Supplied records:

--------

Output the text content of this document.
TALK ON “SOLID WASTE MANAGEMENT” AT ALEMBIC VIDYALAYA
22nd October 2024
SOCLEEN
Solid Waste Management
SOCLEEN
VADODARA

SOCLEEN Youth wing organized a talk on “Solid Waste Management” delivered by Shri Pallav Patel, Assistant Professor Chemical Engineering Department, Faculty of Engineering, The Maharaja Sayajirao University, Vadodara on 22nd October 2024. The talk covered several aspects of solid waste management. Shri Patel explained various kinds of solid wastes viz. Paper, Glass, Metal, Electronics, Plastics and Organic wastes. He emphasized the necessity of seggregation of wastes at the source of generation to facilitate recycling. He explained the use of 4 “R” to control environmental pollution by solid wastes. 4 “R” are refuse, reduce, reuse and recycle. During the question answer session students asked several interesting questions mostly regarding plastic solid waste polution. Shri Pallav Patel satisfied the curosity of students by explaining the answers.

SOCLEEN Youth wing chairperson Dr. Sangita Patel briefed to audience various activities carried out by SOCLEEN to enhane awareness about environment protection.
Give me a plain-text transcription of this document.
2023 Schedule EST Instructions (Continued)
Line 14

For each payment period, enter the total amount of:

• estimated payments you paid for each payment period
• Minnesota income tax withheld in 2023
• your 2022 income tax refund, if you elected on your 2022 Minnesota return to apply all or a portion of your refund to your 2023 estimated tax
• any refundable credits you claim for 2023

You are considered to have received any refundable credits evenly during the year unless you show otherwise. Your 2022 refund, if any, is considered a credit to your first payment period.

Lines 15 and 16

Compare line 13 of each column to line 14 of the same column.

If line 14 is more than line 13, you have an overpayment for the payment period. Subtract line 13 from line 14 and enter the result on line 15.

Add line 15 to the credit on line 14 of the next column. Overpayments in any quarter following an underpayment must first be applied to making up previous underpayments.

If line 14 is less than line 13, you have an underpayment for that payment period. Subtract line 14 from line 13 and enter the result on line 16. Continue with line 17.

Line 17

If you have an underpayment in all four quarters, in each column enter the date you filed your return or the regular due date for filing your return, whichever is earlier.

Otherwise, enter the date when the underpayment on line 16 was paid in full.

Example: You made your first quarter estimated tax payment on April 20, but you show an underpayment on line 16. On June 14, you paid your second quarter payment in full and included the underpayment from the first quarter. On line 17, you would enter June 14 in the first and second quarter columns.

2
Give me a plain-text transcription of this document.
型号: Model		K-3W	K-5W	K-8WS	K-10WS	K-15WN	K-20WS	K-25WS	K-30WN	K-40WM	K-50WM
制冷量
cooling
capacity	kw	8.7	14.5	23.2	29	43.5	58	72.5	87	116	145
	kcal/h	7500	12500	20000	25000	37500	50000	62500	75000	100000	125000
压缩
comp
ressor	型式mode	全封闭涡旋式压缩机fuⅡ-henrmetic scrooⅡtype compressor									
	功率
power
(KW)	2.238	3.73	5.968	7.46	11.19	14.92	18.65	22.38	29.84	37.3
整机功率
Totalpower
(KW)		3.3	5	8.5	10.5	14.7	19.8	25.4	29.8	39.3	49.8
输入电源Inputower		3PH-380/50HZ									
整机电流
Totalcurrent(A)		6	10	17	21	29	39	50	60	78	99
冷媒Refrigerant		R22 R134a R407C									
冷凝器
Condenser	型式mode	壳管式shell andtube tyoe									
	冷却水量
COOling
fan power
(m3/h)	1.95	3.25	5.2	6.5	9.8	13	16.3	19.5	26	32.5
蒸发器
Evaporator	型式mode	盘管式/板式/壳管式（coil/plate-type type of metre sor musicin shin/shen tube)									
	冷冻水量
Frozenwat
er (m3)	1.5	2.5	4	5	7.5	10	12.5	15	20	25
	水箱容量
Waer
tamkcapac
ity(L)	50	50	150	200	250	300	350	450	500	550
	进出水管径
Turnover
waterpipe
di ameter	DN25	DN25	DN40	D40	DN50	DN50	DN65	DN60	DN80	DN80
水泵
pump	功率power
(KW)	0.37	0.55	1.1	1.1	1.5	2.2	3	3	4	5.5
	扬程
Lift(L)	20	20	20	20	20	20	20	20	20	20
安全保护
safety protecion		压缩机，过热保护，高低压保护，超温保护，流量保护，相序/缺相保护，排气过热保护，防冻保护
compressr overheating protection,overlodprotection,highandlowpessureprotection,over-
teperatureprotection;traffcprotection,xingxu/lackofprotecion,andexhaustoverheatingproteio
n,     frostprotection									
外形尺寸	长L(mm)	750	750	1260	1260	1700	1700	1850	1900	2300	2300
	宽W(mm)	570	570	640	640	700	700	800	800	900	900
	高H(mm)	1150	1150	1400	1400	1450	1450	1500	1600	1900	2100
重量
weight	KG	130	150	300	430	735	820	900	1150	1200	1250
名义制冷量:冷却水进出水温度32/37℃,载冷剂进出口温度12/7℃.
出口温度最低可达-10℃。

--------

Given request: Select every line above that contains the word "型式mode", and copy it.

Output for this task:
ressor	型式mode	全封闭涡旋式压缩机fuⅡ-henrmetic scrooⅡtype compressor									
Condenser	型式mode	壳管式shell andtube tyoe									
Evaporator	型式mode	盘管式/板式/壳管式（coil/plate-type type of metre sor musicin shin/shen tube)									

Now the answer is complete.